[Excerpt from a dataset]
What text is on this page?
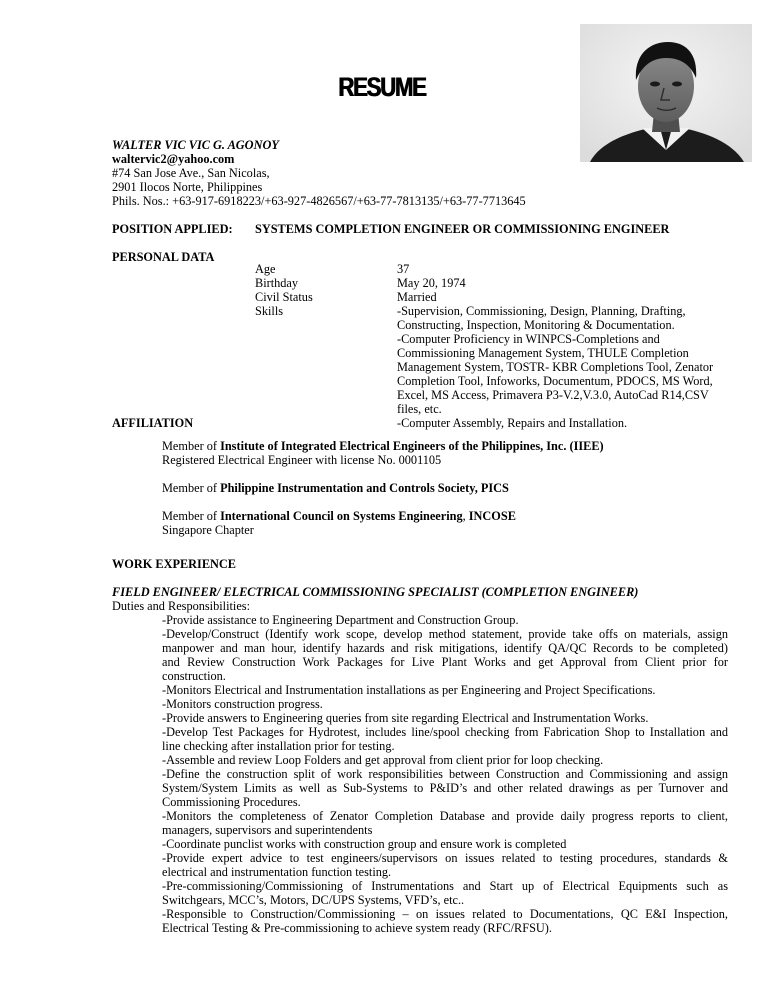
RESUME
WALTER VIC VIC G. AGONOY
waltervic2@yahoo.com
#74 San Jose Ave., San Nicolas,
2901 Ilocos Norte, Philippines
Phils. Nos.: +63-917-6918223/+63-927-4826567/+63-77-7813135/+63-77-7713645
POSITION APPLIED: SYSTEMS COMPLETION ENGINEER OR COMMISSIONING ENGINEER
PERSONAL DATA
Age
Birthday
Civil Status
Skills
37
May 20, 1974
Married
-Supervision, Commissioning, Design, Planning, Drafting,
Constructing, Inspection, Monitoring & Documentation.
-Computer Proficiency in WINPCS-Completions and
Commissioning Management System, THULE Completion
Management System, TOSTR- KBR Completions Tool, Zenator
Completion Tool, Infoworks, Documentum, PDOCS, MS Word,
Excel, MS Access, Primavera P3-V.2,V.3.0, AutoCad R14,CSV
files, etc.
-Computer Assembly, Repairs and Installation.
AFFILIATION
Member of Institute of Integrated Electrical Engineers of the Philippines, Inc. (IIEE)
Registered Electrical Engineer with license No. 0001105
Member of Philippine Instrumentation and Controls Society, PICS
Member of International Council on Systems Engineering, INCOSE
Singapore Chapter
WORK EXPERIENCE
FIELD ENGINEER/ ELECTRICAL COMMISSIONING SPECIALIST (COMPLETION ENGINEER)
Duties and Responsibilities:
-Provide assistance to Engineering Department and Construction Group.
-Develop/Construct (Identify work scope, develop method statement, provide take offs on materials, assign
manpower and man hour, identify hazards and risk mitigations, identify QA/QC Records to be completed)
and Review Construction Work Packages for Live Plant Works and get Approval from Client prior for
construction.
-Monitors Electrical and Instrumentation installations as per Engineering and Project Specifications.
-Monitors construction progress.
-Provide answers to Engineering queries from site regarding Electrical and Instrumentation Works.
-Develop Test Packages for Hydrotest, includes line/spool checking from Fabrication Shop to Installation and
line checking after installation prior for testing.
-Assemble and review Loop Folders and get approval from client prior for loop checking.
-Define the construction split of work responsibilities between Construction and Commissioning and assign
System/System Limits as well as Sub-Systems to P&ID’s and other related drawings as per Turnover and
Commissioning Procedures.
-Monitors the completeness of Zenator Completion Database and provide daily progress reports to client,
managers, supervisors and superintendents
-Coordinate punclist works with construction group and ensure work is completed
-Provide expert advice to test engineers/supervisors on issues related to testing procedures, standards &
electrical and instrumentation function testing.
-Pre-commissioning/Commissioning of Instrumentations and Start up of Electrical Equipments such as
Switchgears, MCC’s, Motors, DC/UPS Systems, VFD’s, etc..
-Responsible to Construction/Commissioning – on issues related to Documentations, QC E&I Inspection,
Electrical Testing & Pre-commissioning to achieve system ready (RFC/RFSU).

_WHAT TO WORK ON:_ Isolate the lines that hold the word "supervisors" and copy all of them.

_CORRECT ANSWER:_
managers, supervisors and superintendents
-Provide expert advice to test engineers/supervisors on issues related to testing procedures, standards &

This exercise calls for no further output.